Visual layout annotation data.
* * * * *

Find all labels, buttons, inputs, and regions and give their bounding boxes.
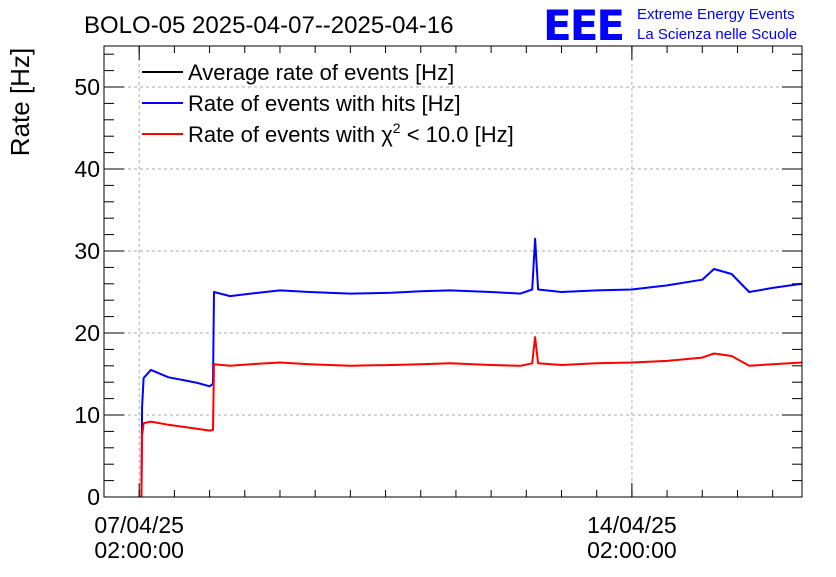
y-tick-label: 30 — [74, 238, 100, 264]
x-tick-label-time: 02:00:00 — [587, 537, 677, 563]
series-line-1 — [140, 237, 803, 498]
y-tick-label: 50 — [74, 74, 100, 100]
eee-logo: EEE Extreme Energy Events La Scienza nel… — [543, 1, 797, 50]
legend-label-average: Average rate of events [Hz] — [188, 60, 454, 85]
legend: Average rate of events [Hz] Rate of even… — [142, 60, 514, 147]
legend-label-chi2: Rate of events with χ2 < 10.0 [Hz] — [188, 120, 514, 147]
y-tick-label: 10 — [74, 402, 100, 428]
plot-frame — [103, 45, 803, 498]
y-tick-label: 20 — [74, 320, 100, 346]
series-layer — [140, 237, 803, 498]
legend-label-hits: Rate of events with hits [Hz] — [188, 91, 461, 116]
chart-title: BOLO-05 2025-04-07--2025-04-16 — [84, 12, 454, 39]
axes: 0102030405007/04/2502:00:0014/04/2502:00… — [74, 45, 803, 563]
x-tick-label-time: 02:00:00 — [94, 537, 184, 563]
x-tick-label-date: 07/04/25 — [94, 512, 184, 538]
logo-line-2: La Scienza nelle Scuole — [637, 26, 797, 43]
x-tick-label-date: 14/04/25 — [587, 512, 677, 538]
grid — [104, 46, 802, 497]
logo-mark: EEE — [543, 1, 623, 50]
series-line-2 — [140, 336, 803, 498]
y-tick-label: 0 — [87, 484, 100, 510]
y-tick-label: 40 — [74, 156, 100, 182]
y-axis-label: Rate [Hz] — [5, 48, 35, 156]
logo-line-1: Extreme Energy Events — [637, 6, 795, 23]
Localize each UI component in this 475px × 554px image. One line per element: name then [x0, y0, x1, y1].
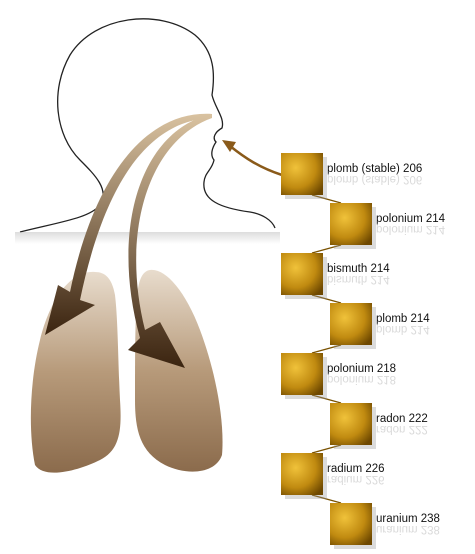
node-box — [281, 153, 323, 195]
node-label-reflection: plomb (stable) 206 — [327, 173, 422, 185]
node-label-reflection: polonium 214 — [376, 223, 446, 235]
node-label-reflection: polonium 218 — [327, 373, 396, 385]
node-label-reflection: radon 222 — [376, 423, 428, 435]
node-label-reflection: plomb 214 — [376, 323, 430, 335]
node-box — [281, 453, 323, 495]
node-label-reflection: radium 226 — [327, 473, 385, 485]
node-box — [330, 503, 372, 545]
diagram: plomb (stable) 206plomb (stable) 206polo… — [0, 0, 475, 554]
right-lung — [135, 270, 223, 472]
shoulder-shadow — [15, 232, 280, 244]
arrow-to-mouth — [230, 146, 282, 175]
node-label-reflection: bismuth 214 — [327, 273, 390, 285]
node-box — [281, 253, 323, 295]
node-box — [330, 303, 372, 345]
node-box — [330, 403, 372, 445]
node-box — [330, 203, 372, 245]
head-outline — [20, 19, 275, 232]
node-box — [281, 353, 323, 395]
node-label-reflection: uranium 238 — [376, 523, 440, 535]
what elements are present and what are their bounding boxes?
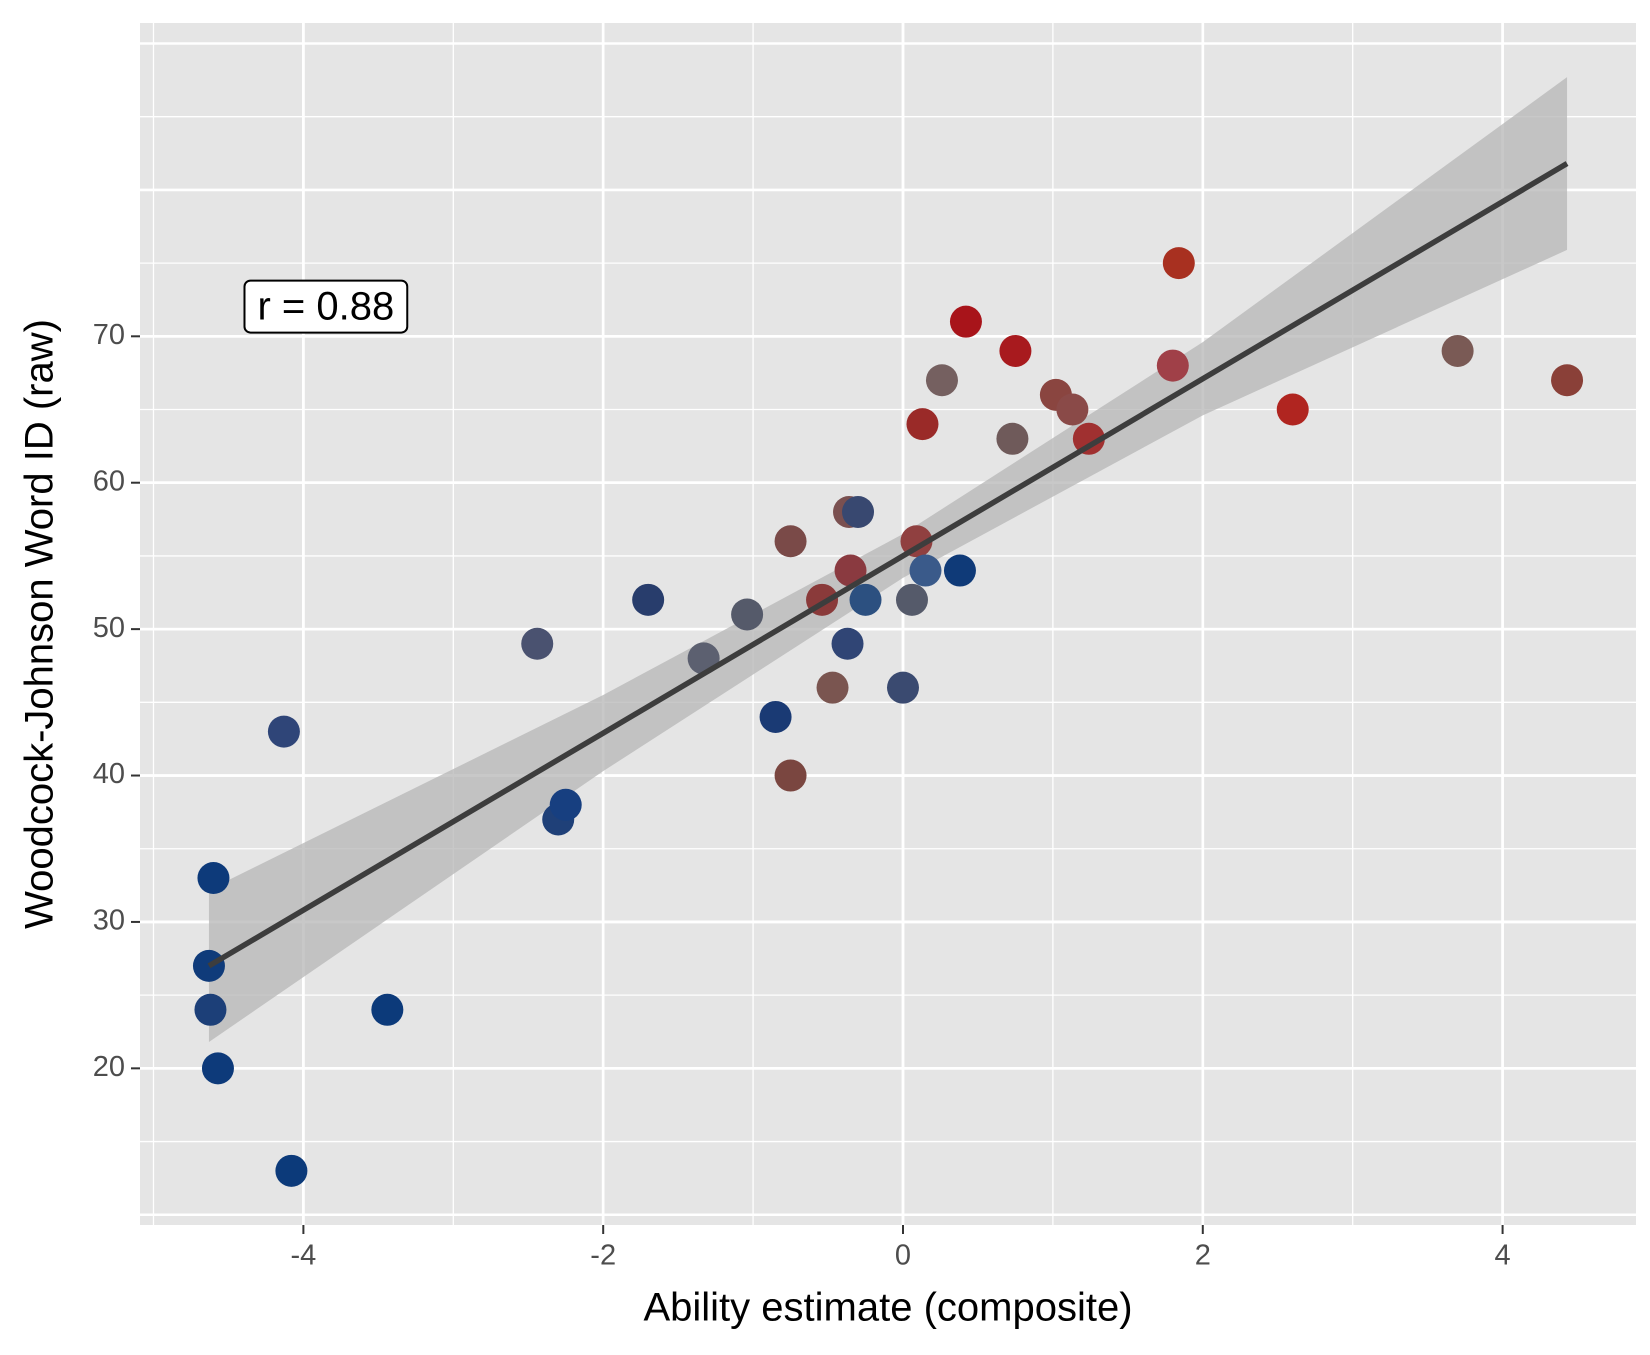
point <box>1441 334 1474 367</box>
x-tick-label: 4 <box>1495 1240 1511 1272</box>
point <box>842 495 875 528</box>
point <box>774 759 807 792</box>
point <box>943 554 976 587</box>
point <box>831 627 864 660</box>
point <box>900 525 933 558</box>
point <box>549 788 582 821</box>
point <box>949 305 982 338</box>
y-tick-label: 30 <box>93 905 125 937</box>
x-tick-label: -2 <box>590 1240 616 1272</box>
x-tick-label: 2 <box>1195 1240 1211 1272</box>
point <box>197 862 230 895</box>
point <box>895 583 928 616</box>
point <box>267 715 300 748</box>
point <box>1276 393 1309 426</box>
point <box>1072 422 1105 455</box>
y-tick-label: 60 <box>93 465 125 497</box>
annotation: r = 0.88 <box>257 285 394 329</box>
point <box>906 408 939 441</box>
point <box>816 671 849 704</box>
x-axis-title: Ability estimate (composite) <box>643 1286 1132 1330</box>
point <box>925 364 958 397</box>
marks <box>192 77 1584 1187</box>
point <box>999 334 1032 367</box>
point <box>1156 349 1189 382</box>
y-axis-title: Woodcock-Johnson Word ID (raw) <box>18 319 62 929</box>
point <box>371 993 404 1026</box>
point <box>996 422 1029 455</box>
point <box>909 554 942 587</box>
point <box>849 583 882 616</box>
point <box>731 598 764 631</box>
grid <box>140 23 1636 1225</box>
confidence-band <box>208 77 1568 1042</box>
y-tick-label: 40 <box>93 758 125 790</box>
annotation-box <box>243 279 409 334</box>
point <box>759 700 792 733</box>
point <box>774 525 807 558</box>
x-tick-label: -4 <box>290 1240 316 1272</box>
point <box>834 554 867 587</box>
point <box>1162 247 1195 280</box>
y-tick-label: 70 <box>93 319 125 351</box>
point <box>201 1052 234 1085</box>
y-tick-label: 50 <box>93 612 125 644</box>
point <box>275 1154 308 1187</box>
x-tick-label: 0 <box>895 1240 911 1272</box>
point <box>886 671 919 704</box>
fit-line <box>207 161 1569 969</box>
point <box>632 583 665 616</box>
y-tick-label: 20 <box>93 1051 125 1083</box>
point <box>521 627 554 660</box>
point <box>1551 364 1584 397</box>
point <box>1056 393 1089 426</box>
point <box>194 993 227 1026</box>
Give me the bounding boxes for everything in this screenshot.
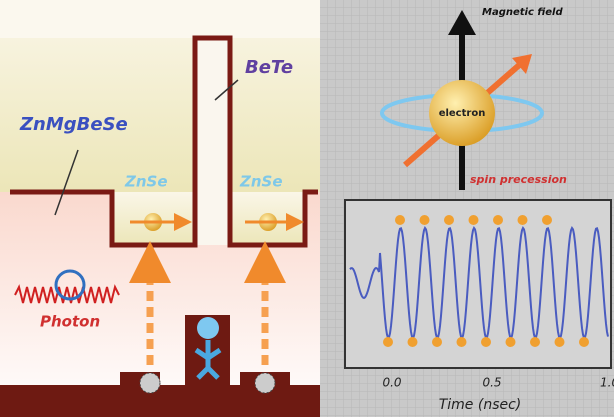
particle-label: electron: [439, 108, 486, 119]
field-arrowhead: [448, 10, 476, 35]
electron: [429, 80, 495, 146]
well-label: ZnSe: [124, 173, 168, 191]
spin-arrowhead: [512, 54, 532, 74]
well-label: ZnSe: [239, 173, 283, 191]
bete-barrier: [195, 38, 230, 245]
field-label: Magnetic field: [482, 7, 563, 18]
band-edge: [10, 35, 318, 248]
spin-dot: [579, 337, 589, 347]
substrate: [0, 315, 320, 417]
spin-panel: Magnetic field electron spin precession …: [320, 0, 614, 417]
photon-wave: [14, 284, 120, 304]
spin-dot: [383, 337, 393, 347]
pointer: [214, 79, 239, 101]
spin-dot: [505, 337, 516, 347]
top-strip: [0, 0, 320, 38]
x-tick-label: 0.5: [482, 376, 501, 390]
spin-dot: [481, 337, 491, 347]
spin-dot: [395, 215, 405, 225]
hole: [254, 372, 276, 394]
figure: [194, 340, 222, 380]
hole: [139, 372, 161, 394]
material-label: ZnMgBeSe: [19, 114, 128, 135]
material-label: BeTe: [245, 57, 293, 78]
spin-dot: [517, 215, 528, 225]
band-diagram: ZnMgBeSe BeTe ZnSe ZnSe Photon: [0, 0, 320, 417]
spin-dot: [493, 215, 503, 225]
spin-markers: [383, 215, 589, 347]
spin-dot: [407, 337, 418, 347]
photon-label: Photon: [40, 313, 100, 331]
spin-dot: [419, 215, 430, 225]
spin-dot: [530, 337, 540, 347]
spin-dot: [542, 215, 552, 225]
precession-label: spin precession: [470, 173, 567, 186]
x-tick-label: 0.0: [382, 376, 401, 390]
x-axis-label: Time (nsec): [439, 397, 522, 413]
spin-dot: [456, 337, 467, 347]
x-tick-label: 1.0: [600, 376, 614, 390]
detector: [197, 317, 219, 339]
spin-dot: [444, 215, 454, 225]
field-label-text: Magnetic field: [482, 7, 563, 18]
spin-dot: [468, 215, 479, 225]
oscillation-trace: [349, 225, 609, 341]
spin-dot: [432, 337, 442, 347]
spin-dot: [554, 337, 565, 347]
polarization: [54, 269, 86, 301]
pointer: [54, 149, 79, 216]
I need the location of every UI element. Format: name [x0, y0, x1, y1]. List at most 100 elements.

* * * * *

Stated problem. Select every line of the material above that contains the string "diagram", treating uppercase and lowercase as different.

Solved exercise.
diagram: plomb (stable) 206plomb (stable) 206polo… — [0, 0, 475, 554]
band-diagram: ZnMgBeSe BeTe ZnSe ZnSe Photon: [0, 0, 320, 417]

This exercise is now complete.